:: Set task ::
Extract, from the listing that follows, each line containing the word "View".

:: Dataset extract ::

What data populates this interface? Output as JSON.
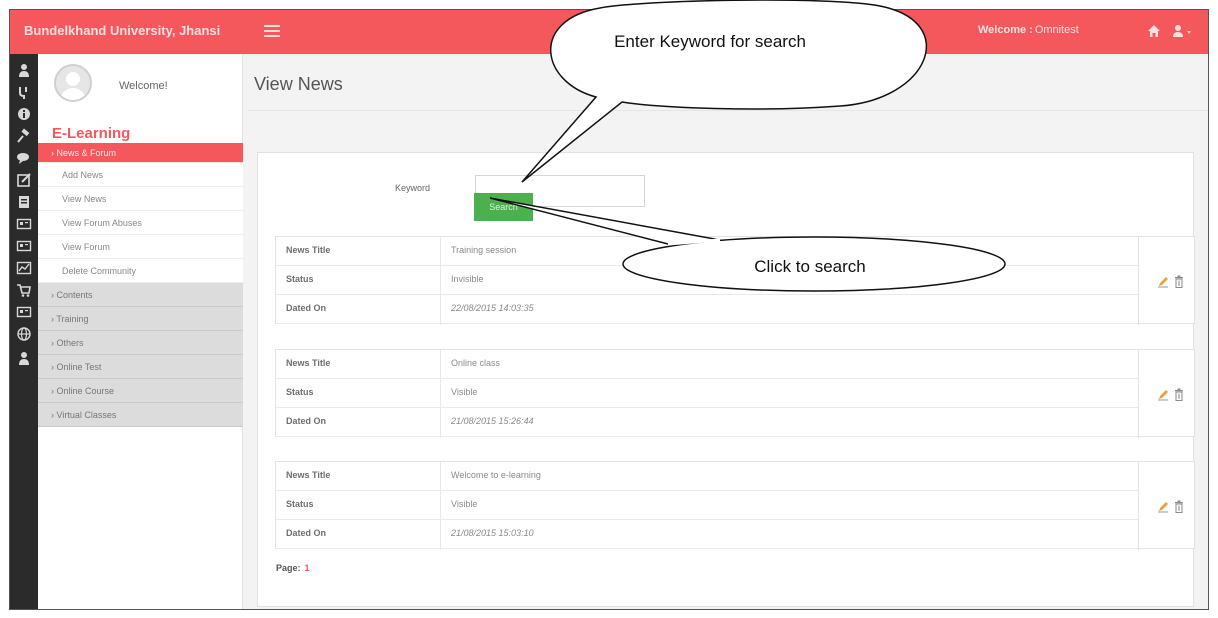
{
  "header": {
    "brand": "Bundelkhand University, Jhansi",
    "welcome_label": "Welcome :",
    "username": "Omnitest",
    "colors": {
      "accent": "#f4585c",
      "rail": "#2b2b2b",
      "button": "#4cb04e"
    }
  },
  "rail_icons": [
    "user-icon",
    "graduation-icon",
    "info-icon",
    "gavel-icon",
    "comments-icon",
    "edit-icon",
    "book-icon",
    "id-card-icon",
    "id-card-icon",
    "chart-icon",
    "cart-icon",
    "id-card-icon",
    "globe-icon",
    "user-icon"
  ],
  "sidebar": {
    "welcome": "Welcome!",
    "module": "E-Learning",
    "active_section": "News & Forum",
    "sub_items": [
      "Add News",
      "View News",
      "View Forum Abuses",
      "View Forum",
      "Delete Community"
    ],
    "categories": [
      "Contents",
      "Training",
      "Others",
      "Online Test",
      "Online Course",
      "Virtual Classes"
    ]
  },
  "main": {
    "title": "View News",
    "search": {
      "label": "Keyword",
      "value": "",
      "placeholder": "",
      "button": "Search"
    },
    "news": [
      {
        "title_label": "News Title",
        "title": "Training session",
        "status_label": "Status",
        "status": "Invisible",
        "date_label": "Dated On",
        "date": "22/08/2015 14:03:35"
      },
      {
        "title_label": "News Title",
        "title": "Online class",
        "status_label": "Status",
        "status": "Visible",
        "date_label": "Dated On",
        "date": "21/08/2015 15:26:44"
      },
      {
        "title_label": "News Title",
        "title": "Welcome to e-learning",
        "status_label": "Status",
        "status": "Visible",
        "date_label": "Dated On",
        "date": "21/08/2015 15:03:10"
      }
    ],
    "pager": {
      "label": "Page:",
      "current": "1"
    }
  },
  "callouts": {
    "keyword": "Enter Keyword for search",
    "search": "Click to search"
  }
}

:::

:: Exercise output ::
      "View News",
      "View Forum Abuses",
      "View Forum",
    "title": "View News",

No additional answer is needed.